### Set exercise
Here are some records; copy every line that holds the word "marker".

### Material provided
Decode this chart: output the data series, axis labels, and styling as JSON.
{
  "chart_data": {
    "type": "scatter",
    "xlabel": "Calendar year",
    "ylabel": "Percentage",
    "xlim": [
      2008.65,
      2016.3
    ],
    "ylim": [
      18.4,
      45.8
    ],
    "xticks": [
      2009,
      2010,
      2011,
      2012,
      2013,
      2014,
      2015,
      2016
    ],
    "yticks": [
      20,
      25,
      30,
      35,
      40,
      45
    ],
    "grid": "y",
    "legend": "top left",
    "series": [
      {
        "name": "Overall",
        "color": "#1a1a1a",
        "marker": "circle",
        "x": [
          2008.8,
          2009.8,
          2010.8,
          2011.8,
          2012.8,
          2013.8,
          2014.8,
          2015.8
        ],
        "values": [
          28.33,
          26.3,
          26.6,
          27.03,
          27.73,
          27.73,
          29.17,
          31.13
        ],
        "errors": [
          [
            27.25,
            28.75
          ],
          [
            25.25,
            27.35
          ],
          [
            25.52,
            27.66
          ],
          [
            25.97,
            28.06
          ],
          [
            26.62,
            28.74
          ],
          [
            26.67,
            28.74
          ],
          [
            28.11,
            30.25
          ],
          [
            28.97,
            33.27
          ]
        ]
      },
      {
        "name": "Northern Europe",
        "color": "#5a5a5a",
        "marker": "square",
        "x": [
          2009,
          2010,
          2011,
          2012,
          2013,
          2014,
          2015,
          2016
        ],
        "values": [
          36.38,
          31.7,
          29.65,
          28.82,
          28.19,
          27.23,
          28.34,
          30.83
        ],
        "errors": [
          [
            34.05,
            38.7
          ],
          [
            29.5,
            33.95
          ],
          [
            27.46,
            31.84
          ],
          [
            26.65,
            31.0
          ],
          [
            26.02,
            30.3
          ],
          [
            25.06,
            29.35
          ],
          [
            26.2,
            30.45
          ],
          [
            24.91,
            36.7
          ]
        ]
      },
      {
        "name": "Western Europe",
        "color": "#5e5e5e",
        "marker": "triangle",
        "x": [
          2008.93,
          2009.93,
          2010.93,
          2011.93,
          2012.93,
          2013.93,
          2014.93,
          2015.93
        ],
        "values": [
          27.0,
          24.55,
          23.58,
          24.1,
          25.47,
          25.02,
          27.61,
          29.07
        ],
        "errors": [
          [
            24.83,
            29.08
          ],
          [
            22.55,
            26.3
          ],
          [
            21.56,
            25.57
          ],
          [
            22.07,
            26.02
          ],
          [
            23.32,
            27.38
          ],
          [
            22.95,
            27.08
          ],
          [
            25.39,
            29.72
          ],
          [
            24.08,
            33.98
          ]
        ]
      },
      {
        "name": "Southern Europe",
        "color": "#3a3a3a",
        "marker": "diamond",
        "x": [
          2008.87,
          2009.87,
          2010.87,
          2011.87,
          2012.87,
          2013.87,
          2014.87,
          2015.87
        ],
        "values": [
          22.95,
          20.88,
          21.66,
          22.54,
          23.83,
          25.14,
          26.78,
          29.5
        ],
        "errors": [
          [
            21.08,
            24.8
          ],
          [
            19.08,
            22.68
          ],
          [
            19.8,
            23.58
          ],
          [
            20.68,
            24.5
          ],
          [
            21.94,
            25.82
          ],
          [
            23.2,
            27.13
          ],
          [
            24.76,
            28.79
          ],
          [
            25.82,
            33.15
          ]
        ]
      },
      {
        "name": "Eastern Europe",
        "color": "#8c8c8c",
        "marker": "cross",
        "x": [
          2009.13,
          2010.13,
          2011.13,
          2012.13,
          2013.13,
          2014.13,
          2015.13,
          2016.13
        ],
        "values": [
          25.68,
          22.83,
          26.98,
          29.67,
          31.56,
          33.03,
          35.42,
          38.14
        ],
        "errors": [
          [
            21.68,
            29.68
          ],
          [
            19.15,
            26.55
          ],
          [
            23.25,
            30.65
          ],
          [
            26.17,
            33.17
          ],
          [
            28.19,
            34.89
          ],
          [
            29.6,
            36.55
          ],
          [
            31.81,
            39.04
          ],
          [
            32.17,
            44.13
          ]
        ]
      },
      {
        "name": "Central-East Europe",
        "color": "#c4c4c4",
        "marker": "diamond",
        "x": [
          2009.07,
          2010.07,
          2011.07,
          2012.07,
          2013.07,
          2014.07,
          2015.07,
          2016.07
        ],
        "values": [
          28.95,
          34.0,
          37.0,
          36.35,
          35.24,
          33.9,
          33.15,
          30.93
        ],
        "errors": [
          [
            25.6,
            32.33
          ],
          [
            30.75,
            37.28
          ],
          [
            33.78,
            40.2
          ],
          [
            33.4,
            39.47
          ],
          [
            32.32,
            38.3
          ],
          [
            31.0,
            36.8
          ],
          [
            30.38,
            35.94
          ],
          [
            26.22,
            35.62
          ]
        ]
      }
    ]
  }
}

### Solution
        "marker": "circle",
        "marker": "square",
        "marker": "triangle",
        "marker": "diamond",
        "marker": "cross",
        "marker": "diamond",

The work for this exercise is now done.